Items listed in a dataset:
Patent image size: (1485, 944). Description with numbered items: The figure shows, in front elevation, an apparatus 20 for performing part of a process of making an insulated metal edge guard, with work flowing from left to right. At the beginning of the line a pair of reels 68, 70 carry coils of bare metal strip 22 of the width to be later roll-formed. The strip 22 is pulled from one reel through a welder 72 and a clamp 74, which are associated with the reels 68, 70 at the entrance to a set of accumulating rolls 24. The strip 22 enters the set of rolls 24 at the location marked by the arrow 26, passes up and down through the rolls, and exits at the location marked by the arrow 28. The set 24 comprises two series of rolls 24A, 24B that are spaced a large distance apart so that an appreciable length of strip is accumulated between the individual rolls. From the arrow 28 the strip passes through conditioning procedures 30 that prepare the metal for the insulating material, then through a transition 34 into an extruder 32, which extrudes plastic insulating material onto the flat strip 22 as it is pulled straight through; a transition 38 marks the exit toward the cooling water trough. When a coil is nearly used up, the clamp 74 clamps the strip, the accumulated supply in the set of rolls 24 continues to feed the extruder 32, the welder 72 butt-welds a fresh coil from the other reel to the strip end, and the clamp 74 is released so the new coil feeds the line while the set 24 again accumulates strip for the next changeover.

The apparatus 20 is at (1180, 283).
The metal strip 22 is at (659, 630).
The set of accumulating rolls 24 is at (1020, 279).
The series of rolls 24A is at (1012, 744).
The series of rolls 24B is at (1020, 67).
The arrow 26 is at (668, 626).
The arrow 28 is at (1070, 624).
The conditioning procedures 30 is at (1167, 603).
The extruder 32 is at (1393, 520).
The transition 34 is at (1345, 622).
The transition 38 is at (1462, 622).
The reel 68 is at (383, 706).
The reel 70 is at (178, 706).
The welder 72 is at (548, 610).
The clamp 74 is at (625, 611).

■ **WORK INSTRUCTIONS**: Format the lines in the material above as a numbered list, leaving out any blank lines.

■ **WRITTEN RESPONSE**:
1. Patent image size: (1485, 944). Description with numbered items: The figure shows, in front elevation, an apparatus 20 for performing part of a process of making an insulated metal edge guard, with work flowing from left to right. At the beginning of the line a pair of reels 68, 70 carry coils of bare metal strip 22 of the width to be later roll-formed. The strip 22 is pulled from one reel through a welder 72 and a clamp 74, which are associated with the reels 68, 70 at the entrance to a set of accumulating rolls 24. The strip 22 enters the set of rolls 24 at the location marked by the arrow 26, passes up and down through the rolls, and exits at the location marked by the arrow 28. The set 24 comprises two series of rolls 24A, 24B that are spaced a large distance apart so that an appreciable length of strip is accumulated between the individual rolls. From the arrow 28 the strip passes through conditioning procedures 30 that prepare the metal for the insulating material, then through a transition 34 into an extruder 32, which extrudes plastic insulating material onto the flat strip 22 as it is pulled straight through; a transition 38 marks the exit toward the cooling water trough. When a coil is nearly used up, the clamp 74 clamps the strip, the accumulated supply in the set of rolls 24 continues to feed the extruder 32, the welder 72 butt-welds a fresh coil from the other reel to the strip end, and the clamp 74 is released so the new coil feeds the line while the set 24 again accumulates strip for the next changeover.
2. The apparatus 20 is at (1180, 283).
3. The metal strip 22 is at (659, 630).
4. The set of accumulating rolls 24 is at (1020, 279).
5. The series of rolls 24A is at (1012, 744).
6. The series of rolls 24B is at (1020, 67).
7. The arrow 26 is at (668, 626).
8. The arrow 28 is at (1070, 624).
9. The conditioning procedures 30 is at (1167, 603).
10. The extruder 32 is at (1393, 520).
11. The transition 34 is at (1345, 622).
12. The transition 38 is at (1462, 622).
13. The reel 68 is at (383, 706).
14. The reel 70 is at (178, 706).
15. The welder 72 is at (548, 610).
16. The clamp 74 is at (625, 611).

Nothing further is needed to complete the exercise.